▶ [Material supplied]
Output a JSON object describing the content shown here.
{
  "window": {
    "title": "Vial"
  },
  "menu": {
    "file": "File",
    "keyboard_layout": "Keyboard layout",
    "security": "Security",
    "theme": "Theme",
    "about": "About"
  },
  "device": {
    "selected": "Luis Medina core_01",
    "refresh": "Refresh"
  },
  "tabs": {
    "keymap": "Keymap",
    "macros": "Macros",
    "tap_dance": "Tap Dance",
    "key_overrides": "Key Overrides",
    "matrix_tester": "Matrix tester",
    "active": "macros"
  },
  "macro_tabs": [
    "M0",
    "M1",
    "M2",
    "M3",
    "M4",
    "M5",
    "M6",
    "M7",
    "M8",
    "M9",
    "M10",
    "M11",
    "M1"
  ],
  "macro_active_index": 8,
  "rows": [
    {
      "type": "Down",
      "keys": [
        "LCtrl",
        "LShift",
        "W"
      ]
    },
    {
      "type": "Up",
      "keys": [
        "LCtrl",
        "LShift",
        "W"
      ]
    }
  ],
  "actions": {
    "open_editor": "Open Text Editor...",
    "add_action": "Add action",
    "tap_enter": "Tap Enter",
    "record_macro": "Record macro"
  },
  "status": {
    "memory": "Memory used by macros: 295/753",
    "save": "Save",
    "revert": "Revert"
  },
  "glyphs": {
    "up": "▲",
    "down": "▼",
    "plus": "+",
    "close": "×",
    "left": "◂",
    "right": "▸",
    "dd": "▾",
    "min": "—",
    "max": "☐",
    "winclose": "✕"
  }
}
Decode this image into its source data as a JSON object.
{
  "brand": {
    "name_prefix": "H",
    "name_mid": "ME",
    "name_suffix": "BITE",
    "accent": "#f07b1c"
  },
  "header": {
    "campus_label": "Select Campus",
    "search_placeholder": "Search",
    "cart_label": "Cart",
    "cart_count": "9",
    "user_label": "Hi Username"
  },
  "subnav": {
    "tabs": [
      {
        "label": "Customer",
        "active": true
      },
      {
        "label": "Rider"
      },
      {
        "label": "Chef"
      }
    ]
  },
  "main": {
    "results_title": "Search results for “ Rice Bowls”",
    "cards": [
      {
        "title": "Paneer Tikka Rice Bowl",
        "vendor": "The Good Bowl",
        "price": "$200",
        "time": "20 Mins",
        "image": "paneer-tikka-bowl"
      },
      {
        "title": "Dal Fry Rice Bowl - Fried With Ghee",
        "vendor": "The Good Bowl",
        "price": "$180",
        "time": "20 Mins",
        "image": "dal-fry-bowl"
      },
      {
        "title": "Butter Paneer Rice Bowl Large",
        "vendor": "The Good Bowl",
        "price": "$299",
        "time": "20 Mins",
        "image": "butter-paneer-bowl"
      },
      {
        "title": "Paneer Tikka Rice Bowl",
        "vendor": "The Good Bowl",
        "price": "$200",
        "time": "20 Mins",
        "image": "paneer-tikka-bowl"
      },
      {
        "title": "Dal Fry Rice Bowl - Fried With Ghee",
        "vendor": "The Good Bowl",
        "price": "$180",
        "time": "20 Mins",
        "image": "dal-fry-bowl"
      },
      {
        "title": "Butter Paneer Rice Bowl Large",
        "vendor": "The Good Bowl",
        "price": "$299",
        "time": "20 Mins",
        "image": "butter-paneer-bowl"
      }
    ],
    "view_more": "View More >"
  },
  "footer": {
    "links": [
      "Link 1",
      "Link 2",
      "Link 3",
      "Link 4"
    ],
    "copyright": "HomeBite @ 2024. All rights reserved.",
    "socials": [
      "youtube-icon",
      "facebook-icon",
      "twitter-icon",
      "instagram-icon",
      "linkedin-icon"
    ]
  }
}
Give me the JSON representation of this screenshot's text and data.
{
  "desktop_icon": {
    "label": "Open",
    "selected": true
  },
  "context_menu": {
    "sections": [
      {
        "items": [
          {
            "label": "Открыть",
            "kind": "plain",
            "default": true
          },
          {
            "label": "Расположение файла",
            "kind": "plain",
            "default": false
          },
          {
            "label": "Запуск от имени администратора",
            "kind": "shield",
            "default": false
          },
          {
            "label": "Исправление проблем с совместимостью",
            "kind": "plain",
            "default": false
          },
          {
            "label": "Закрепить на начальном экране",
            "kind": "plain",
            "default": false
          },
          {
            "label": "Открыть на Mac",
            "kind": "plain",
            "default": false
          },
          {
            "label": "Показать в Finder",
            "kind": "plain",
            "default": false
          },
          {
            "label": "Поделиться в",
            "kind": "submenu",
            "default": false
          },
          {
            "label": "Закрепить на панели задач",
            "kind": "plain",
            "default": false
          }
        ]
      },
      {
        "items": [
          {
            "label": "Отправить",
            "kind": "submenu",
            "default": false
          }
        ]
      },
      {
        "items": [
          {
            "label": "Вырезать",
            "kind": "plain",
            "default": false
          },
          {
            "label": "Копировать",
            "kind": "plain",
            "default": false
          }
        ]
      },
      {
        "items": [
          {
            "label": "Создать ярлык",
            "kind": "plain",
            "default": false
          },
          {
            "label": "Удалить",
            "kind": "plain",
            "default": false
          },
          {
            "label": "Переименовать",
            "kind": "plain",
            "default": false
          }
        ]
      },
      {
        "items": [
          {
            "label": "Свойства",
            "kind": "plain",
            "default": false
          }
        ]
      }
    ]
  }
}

▶ [The exercise] Show all lines in the entries above where the word "data" appears.

▶ [Expected answer]
Decode this image into its source data as a JSON object.
Give me the JSON representation of this screenshot's text and data.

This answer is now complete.